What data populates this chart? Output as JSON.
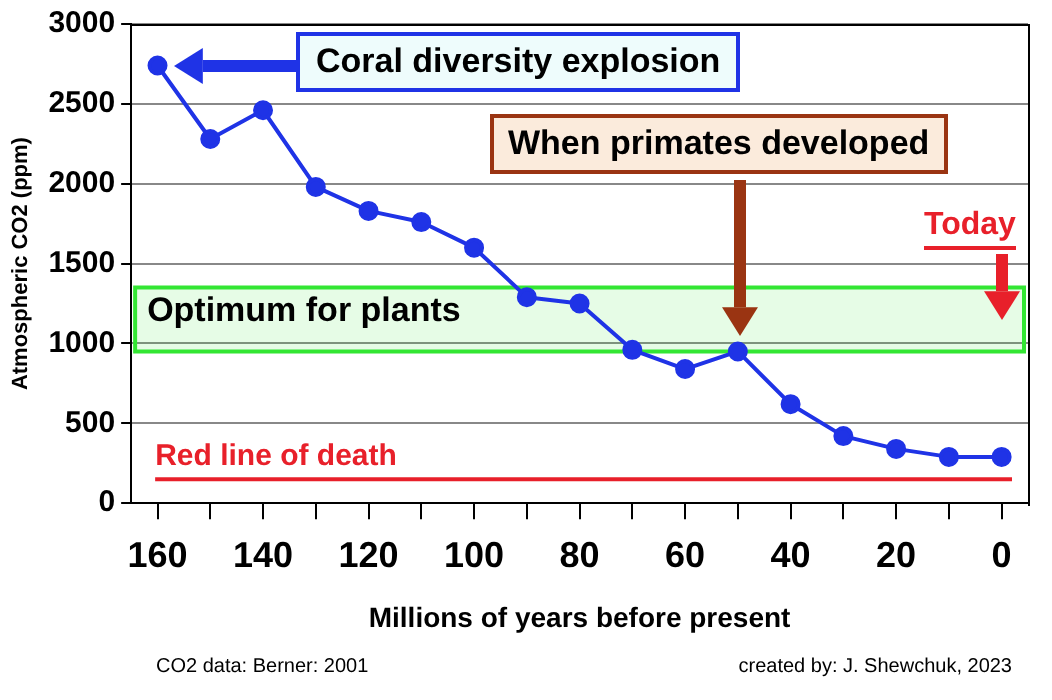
{
  "chart_data": {
    "type": "line",
    "xlabel": "Millions of years before present",
    "ylabel": "Atmospheric CO2 (ppm)",
    "x": [
      160,
      150,
      140,
      130,
      120,
      110,
      100,
      90,
      80,
      70,
      60,
      50,
      40,
      30,
      20,
      10,
      0
    ],
    "series": [
      {
        "color": "#1f33e6",
        "values": [
          2740,
          2280,
          2460,
          1980,
          1830,
          1760,
          1600,
          1290,
          1250,
          960,
          840,
          950,
          620,
          420,
          340,
          290,
          290
        ]
      }
    ],
    "xlim": [
      165,
      -5
    ],
    "xticks": [
      160,
      {
        "value": 150,
        "label": null
      },
      140,
      {
        "value": 130,
        "label": null
      },
      120,
      {
        "value": 110,
        "label": null
      },
      100,
      {
        "value": 90,
        "label": null
      },
      80,
      {
        "value": 70,
        "label": null
      },
      60,
      {
        "value": 50,
        "label": null
      },
      40,
      {
        "value": 30,
        "label": null
      },
      20,
      {
        "value": 10,
        "label": null
      },
      0
    ],
    "ylim": [
      0,
      3000
    ],
    "yticks": [
      0,
      500,
      1000,
      1500,
      2000,
      2500,
      3000
    ],
    "grid": "y",
    "marker": "circle",
    "line_style": "solid",
    "legend": false,
    "bands": [
      {
        "axis": "y",
        "from": 950,
        "to": 1350,
        "label": "Optimum for plants",
        "color": "#33e633"
      }
    ],
    "ref_lines": [
      {
        "axis": "y",
        "value": 150,
        "label": "Red line of death",
        "color": "#e8202a"
      }
    ],
    "annotations": [
      "Coral diversity explosion",
      "When primates developed",
      "Today",
      "CO2 data: Berner: 2001",
      "created by: J. Shewchuk, 2023"
    ]
  }
}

━━━━━━━━━━━━━━━━━━━━━━━━━━━━━━

Search the entries for the word "color" and copy every line that has it.

        "color": "#1f33e6",
        "color": "#33e633"
        "color": "#e8202a"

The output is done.